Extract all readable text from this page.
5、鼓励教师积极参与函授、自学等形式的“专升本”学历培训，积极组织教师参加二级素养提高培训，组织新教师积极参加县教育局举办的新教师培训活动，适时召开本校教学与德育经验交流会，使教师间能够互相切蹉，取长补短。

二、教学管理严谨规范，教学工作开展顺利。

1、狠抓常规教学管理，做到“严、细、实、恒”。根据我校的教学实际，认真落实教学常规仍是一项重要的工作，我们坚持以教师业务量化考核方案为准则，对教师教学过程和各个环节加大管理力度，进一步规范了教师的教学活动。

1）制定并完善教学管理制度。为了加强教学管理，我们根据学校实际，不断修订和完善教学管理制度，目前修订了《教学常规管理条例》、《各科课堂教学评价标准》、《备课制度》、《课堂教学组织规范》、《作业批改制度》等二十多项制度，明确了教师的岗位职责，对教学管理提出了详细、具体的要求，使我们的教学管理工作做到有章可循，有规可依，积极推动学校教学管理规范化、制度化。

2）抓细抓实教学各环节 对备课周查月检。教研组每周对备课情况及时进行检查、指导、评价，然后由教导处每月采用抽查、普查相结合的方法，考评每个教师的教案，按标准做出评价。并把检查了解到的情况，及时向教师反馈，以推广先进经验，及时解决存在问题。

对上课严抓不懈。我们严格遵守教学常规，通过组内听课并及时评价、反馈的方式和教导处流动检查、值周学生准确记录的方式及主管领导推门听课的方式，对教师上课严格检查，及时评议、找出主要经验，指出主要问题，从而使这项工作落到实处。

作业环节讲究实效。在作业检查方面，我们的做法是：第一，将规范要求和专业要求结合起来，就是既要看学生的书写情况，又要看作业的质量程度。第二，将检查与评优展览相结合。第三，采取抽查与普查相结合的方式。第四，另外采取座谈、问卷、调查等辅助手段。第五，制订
══════
### What to do
Repeat the material above in full, keeping every word.

### Written solution
Extract all readable text from this page.
5、鼓励教师积极参与函授、自学等形式的“专升本”学历培训，积极组织教师参加二级素养提高培训，组织新教师积极参加县教育局举办的新教师培训活动，适时召开本校教学与德育经验交流会，使教师间能够互相切蹉，取长补短。

二、教学管理严谨规范，教学工作开展顺利。

1、狠抓常规教学管理，做到“严、细、实、恒”。根据我校的教学实际，认真落实教学常规仍是一项重要的工作，我们坚持以教师业务量化考核方案为准则，对教师教学过程和各个环节加大管理力度，进一步规范了教师的教学活动。

1）制定并完善教学管理制度。为了加强教学管理，我们根据学校实际，不断修订和完善教学管理制度，目前修订了《教学常规管理条例》、《各科课堂教学评价标准》、《备课制度》、《课堂教学组织规范》、《作业批改制度》等二十多项制度，明确了教师的岗位职责，对教学管理提出了详细、具体的要求，使我们的教学管理工作做到有章可循，有规可依，积极推动学校教学管理规范化、制度化。

2）抓细抓实教学各环节 对备课周查月检。教研组每周对备课情况及时进行检查、指导、评价，然后由教导处每月采用抽查、普查相结合的方法，考评每个教师的教案，按标准做出评价。并把检查了解到的情况，及时向教师反馈，以推广先进经验，及时解决存在问题。

对上课严抓不懈。我们严格遵守教学常规，通过组内听课并及时评价、反馈的方式和教导处流动检查、值周学生准确记录的方式及主管领导推门听课的方式，对教师上课严格检查，及时评议、找出主要经验，指出主要问题，从而使这项工作落到实处。

作业环节讲究实效。在作业检查方面，我们的做法是：第一，将规范要求和专业要求结合起来，就是既要看学生的书写情况，又要看作业的质量程度。第二，将检查与评优展览相结合。第三，采取抽查与普查相结合的方式。第四，另外采取座谈、问卷、调查等辅助手段。第五，制订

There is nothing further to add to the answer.